**Supplied data:**
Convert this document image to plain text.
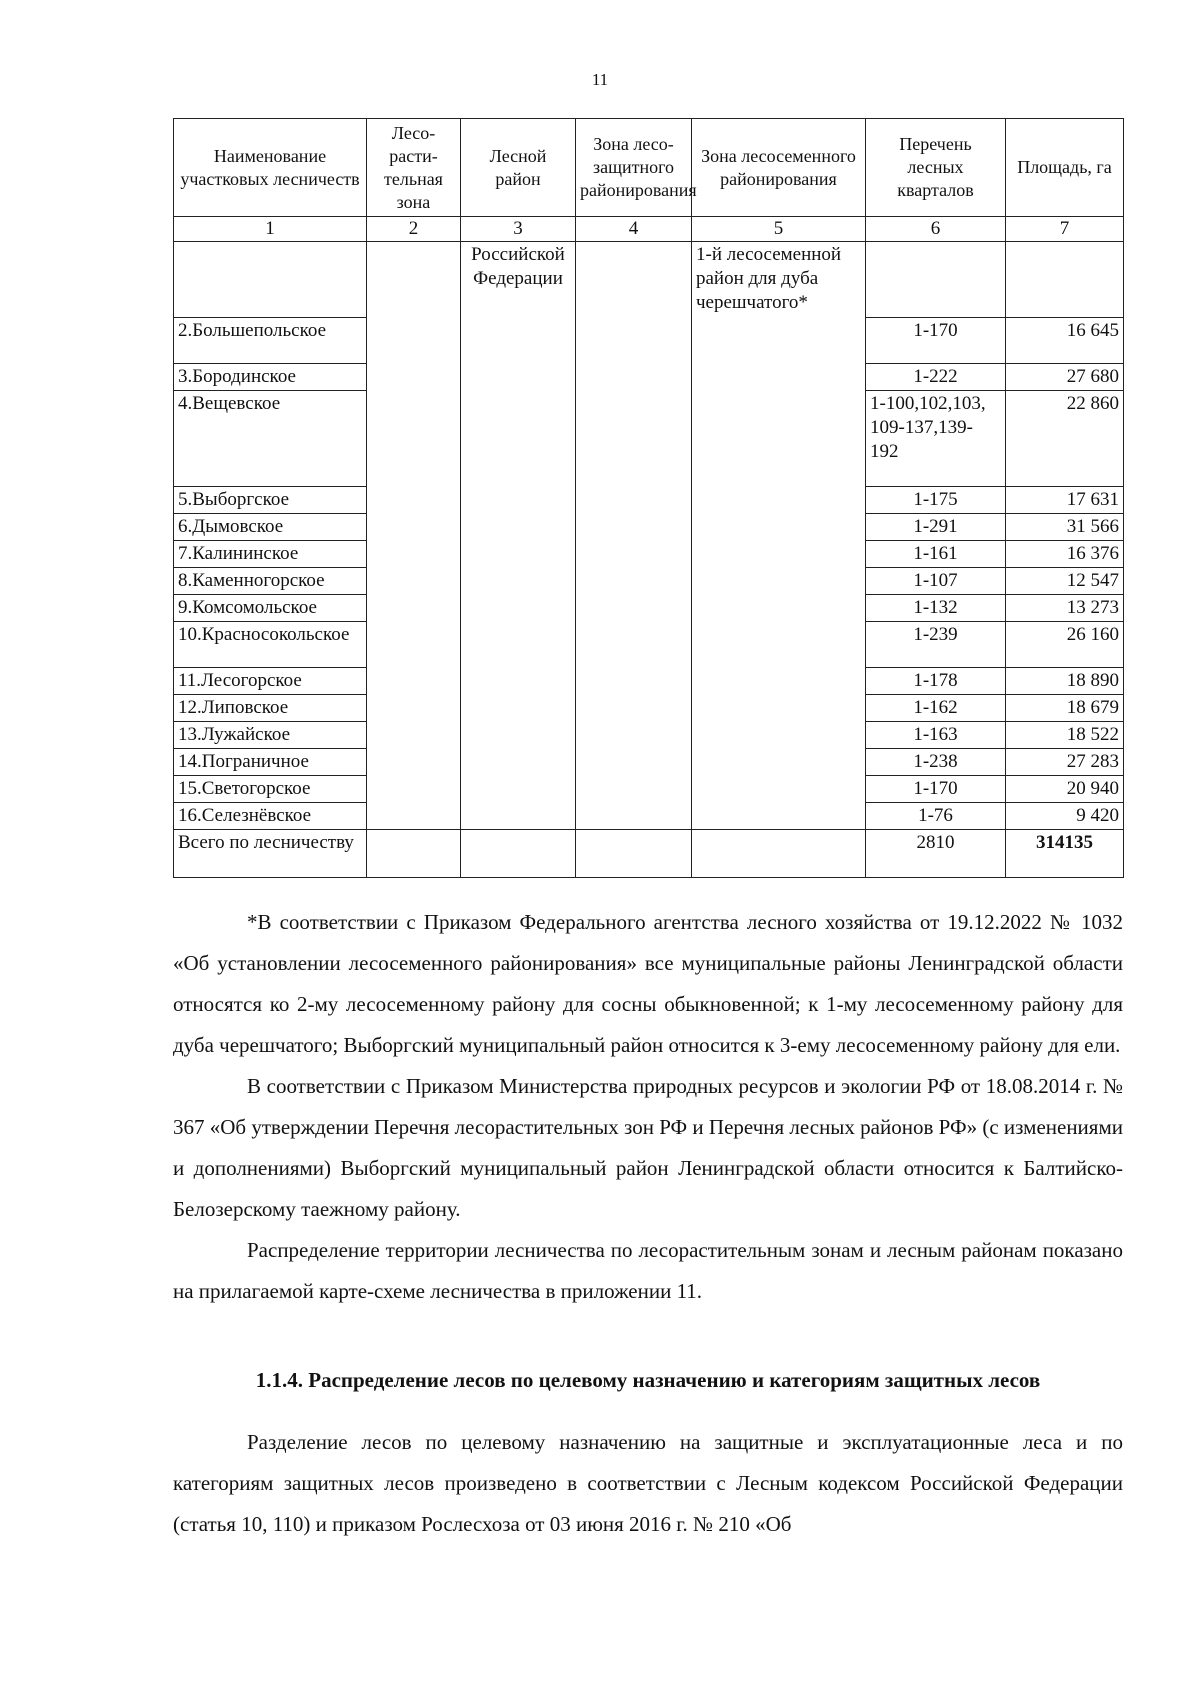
11
Наименование участковых лесничеств	Лесо-расти-тельная зона	Лесной район	Зона лесо-защитного районирования	Зона лесосеменного районирования	Перечень лесных кварталов	Площадь, га
1	2	3	4	5	6	7
		Российской Федерации		1-й лесосеменной район для дуба черешчатого*		
2.Большепольское					1-170	16 645
3.Бородинское					1-222	27 680
4.Вещевское					1-100,102,103, 109-137,139-192	22 860
5.Выборгское					1-175	17 631
6.Дымовское					1-291	31 566
7.Калининское					1-161	16 376
8.Каменногорское					1-107	12 547
9.Комсомольское					1-132	13 273
10.Красносокольское					1-239	26 160
11.Лесогорское					1-178	18 890
12.Липовское					1-162	18 679
13.Лужайское					1-163	18 522
14.Пограничное					1-238	27 283
15.Светогорское					1-170	20 940
16.Селезнёвское					1-76	9 420
Всего по лесничеству					2810	314135

*В соответствии с Приказом Федерального агентства лесного хозяйства от 19.12.2022 № 1032 «Об установлении лесосеменного районирования» все муниципальные районы Ленинградской области относятся ко 2-му лесосеменному району для сосны обыкновенной; к 1-му лесосеменному району для дуба черешчатого; Выборгский муниципальный район относится к 3-ему лесосеменному району для ели.

В соответствии с Приказом Министерства природных ресурсов и экологии РФ от 18.08.2014 г. № 367 «Об утверждении Перечня лесорастительных зон РФ и Перечня лесных районов РФ» (с изменениями и дополнениями) Выборгский муниципальный район Ленинградской области относится к Балтийско-Белозерскому таежному району.

Распределение территории лесничества по лесорастительным зонам и лесным районам показано на прилагаемой карте-схеме лесничества в приложении 11.

1.1.4. Распределение лесов по целевому назначению и категориям защитных лесов

Разделение лесов по целевому назначению на защитные и эксплуатационные леса и по категориям защитных лесов произведено в соответствии с Лесным кодексом Российской Федерации (статья 10, 110) и приказом Рослесхоза от 03 июня 2016 г. № 210 «Об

**Written exercise:** Repeat the records word for word. Any picture in them should be left out.

**Exercise response:**
Convert this document image to plain text.
11
Наименование участковых лесничеств	Лесо-расти-тельная зона	Лесной район	Зона лесо-защитного районирования	Зона лесосеменного районирования	Перечень лесных кварталов	Площадь, га
1	2	3	4	5	6	7
		Российской Федерации		1-й лесосеменной район для дуба черешчатого*		
2.Большепольское					1-170	16 645
3.Бородинское					1-222	27 680
4.Вещевское					1-100,102,103, 109-137,139-192	22 860
5.Выборгское					1-175	17 631
6.Дымовское					1-291	31 566
7.Калининское					1-161	16 376
8.Каменногорское					1-107	12 547
9.Комсомольское					1-132	13 273
10.Красносокольское					1-239	26 160
11.Лесогорское					1-178	18 890
12.Липовское					1-162	18 679
13.Лужайское					1-163	18 522
14.Пограничное					1-238	27 283
15.Светогорское					1-170	20 940
16.Селезнёвское					1-76	9 420
Всего по лесничеству					2810	314135

*В соответствии с Приказом Федерального агентства лесного хозяйства от 19.12.2022 № 1032 «Об установлении лесосеменного районирования» все муниципальные районы Ленинградской области относятся ко 2-му лесосеменному району для сосны обыкновенной; к 1-му лесосеменному району для дуба черешчатого; Выборгский муниципальный район относится к 3-ему лесосеменному району для ели.

В соответствии с Приказом Министерства природных ресурсов и экологии РФ от 18.08.2014 г. № 367 «Об утверждении Перечня лесорастительных зон РФ и Перечня лесных районов РФ» (с изменениями и дополнениями) Выборгский муниципальный район Ленинградской области относится к Балтийско-Белозерскому таежному району.

Распределение территории лесничества по лесорастительным зонам и лесным районам показано на прилагаемой карте-схеме лесничества в приложении 11.

1.1.4. Распределение лесов по целевому назначению и категориям защитных лесов

Разделение лесов по целевому назначению на защитные и эксплуатационные леса и по категориям защитных лесов произведено в соответствии с Лесным кодексом Российской Федерации (статья 10, 110) и приказом Рослесхоза от 03 июня 2016 г. № 210 «Об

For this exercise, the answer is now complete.